= TASK PROMPT =
Each record is to be given again without alteration.

------ DATA SHOWN

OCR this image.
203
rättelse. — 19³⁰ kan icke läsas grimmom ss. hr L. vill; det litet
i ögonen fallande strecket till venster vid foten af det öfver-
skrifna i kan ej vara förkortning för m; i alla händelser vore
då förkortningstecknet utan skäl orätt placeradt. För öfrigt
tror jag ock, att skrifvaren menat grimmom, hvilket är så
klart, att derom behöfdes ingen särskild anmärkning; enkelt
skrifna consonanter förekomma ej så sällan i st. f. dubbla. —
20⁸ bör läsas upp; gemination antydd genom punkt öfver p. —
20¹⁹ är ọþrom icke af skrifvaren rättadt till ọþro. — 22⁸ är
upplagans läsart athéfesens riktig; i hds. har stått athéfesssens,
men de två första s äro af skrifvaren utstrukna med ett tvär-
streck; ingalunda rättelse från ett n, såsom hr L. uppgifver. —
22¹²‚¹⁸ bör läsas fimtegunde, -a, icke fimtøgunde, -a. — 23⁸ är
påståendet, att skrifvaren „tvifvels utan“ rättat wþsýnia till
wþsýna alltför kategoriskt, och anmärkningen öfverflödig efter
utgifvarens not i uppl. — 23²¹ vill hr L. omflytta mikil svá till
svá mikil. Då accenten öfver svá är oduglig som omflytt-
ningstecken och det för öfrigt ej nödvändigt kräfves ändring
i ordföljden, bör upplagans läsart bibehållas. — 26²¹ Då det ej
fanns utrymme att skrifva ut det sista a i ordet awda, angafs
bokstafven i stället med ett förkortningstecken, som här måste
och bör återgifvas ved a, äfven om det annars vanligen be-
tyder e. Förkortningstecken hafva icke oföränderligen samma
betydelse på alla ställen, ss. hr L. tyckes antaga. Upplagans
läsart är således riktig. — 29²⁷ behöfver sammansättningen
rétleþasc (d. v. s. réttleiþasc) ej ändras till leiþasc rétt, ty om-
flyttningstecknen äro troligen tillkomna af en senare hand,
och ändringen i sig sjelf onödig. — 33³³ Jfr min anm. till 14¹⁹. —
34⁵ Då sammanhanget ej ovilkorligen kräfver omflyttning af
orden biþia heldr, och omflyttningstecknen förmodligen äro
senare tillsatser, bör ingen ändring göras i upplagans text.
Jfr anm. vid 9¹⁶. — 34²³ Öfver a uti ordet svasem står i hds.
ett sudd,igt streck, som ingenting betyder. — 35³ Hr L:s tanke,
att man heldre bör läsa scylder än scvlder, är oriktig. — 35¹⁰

------------

= OUTPUT OF THE TASK =
OCR this image.
203
rättelse. — 19³⁰ kan icke läsas grimmom ss. hr L. vill; det litet
i ögonen fallande strecket till venster vid foten af det öfver-
skrifna i kan ej vara förkortning för m; i alla händelser vore
då förkortningstecknet utan skäl orätt placeradt. För öfrigt
tror jag ock, att skrifvaren menat grimmom, hvilket är så
klart, att derom behöfdes ingen särskild anmärkning; enkelt
skrifna consonanter förekomma ej så sällan i st. f. dubbla. —
20⁸ bör läsas upp; gemination antydd genom punkt öfver p. —
20¹⁹ är ọþrom icke af skrifvaren rättadt till ọþro. — 22⁸ är
upplagans läsart athéfesens riktig; i hds. har stått athéfesssens,
men de två första s äro af skrifvaren utstrukna med ett tvär-
streck; ingalunda rättelse från ett n, såsom hr L. uppgifver. —
22¹²‚¹⁸ bör läsas fimtegunde, -a, icke fimtøgunde, -a. — 23⁸ är
påståendet, att skrifvaren „tvifvels utan“ rättat wþsýnia till
wþsýna alltför kategoriskt, och anmärkningen öfverflödig efter
utgifvarens not i uppl. — 23²¹ vill hr L. omflytta mikil svá till
svá mikil. Då accenten öfver svá är oduglig som omflytt-
ningstecken och det för öfrigt ej nödvändigt kräfves ändring
i ordföljden, bör upplagans läsart bibehållas. — 26²¹ Då det ej
fanns utrymme att skrifva ut det sista a i ordet awda, angafs
bokstafven i stället med ett förkortningstecken, som här måste
och bör återgifvas ved a, äfven om det annars vanligen be-
tyder e. Förkortningstecken hafva icke oföränderligen samma
betydelse på alla ställen, ss. hr L. tyckes antaga. Upplagans
läsart är således riktig. — 29²⁷ behöfver sammansättningen
rétleþasc (d. v. s. réttleiþasc) ej ändras till leiþasc rétt, ty om-
flyttningstecknen äro troligen tillkomna af en senare hand,
och ändringen i sig sjelf onödig. — 33³³ Jfr min anm. till 14¹⁹. —
34⁵ Då sammanhanget ej ovilkorligen kräfver omflyttning af
orden biþia heldr, och omflyttningstecknen förmodligen äro
senare tillsatser, bör ingen ändring göras i upplagans text.
Jfr anm. vid 9¹⁶. — 34²³ Öfver a uti ordet svasem står i hds.
ett sudd,igt streck, som ingenting betyder. — 35³ Hr L:s tanke,
att man heldre bör läsa scylder än scvlder, är oriktig. — 35¹⁰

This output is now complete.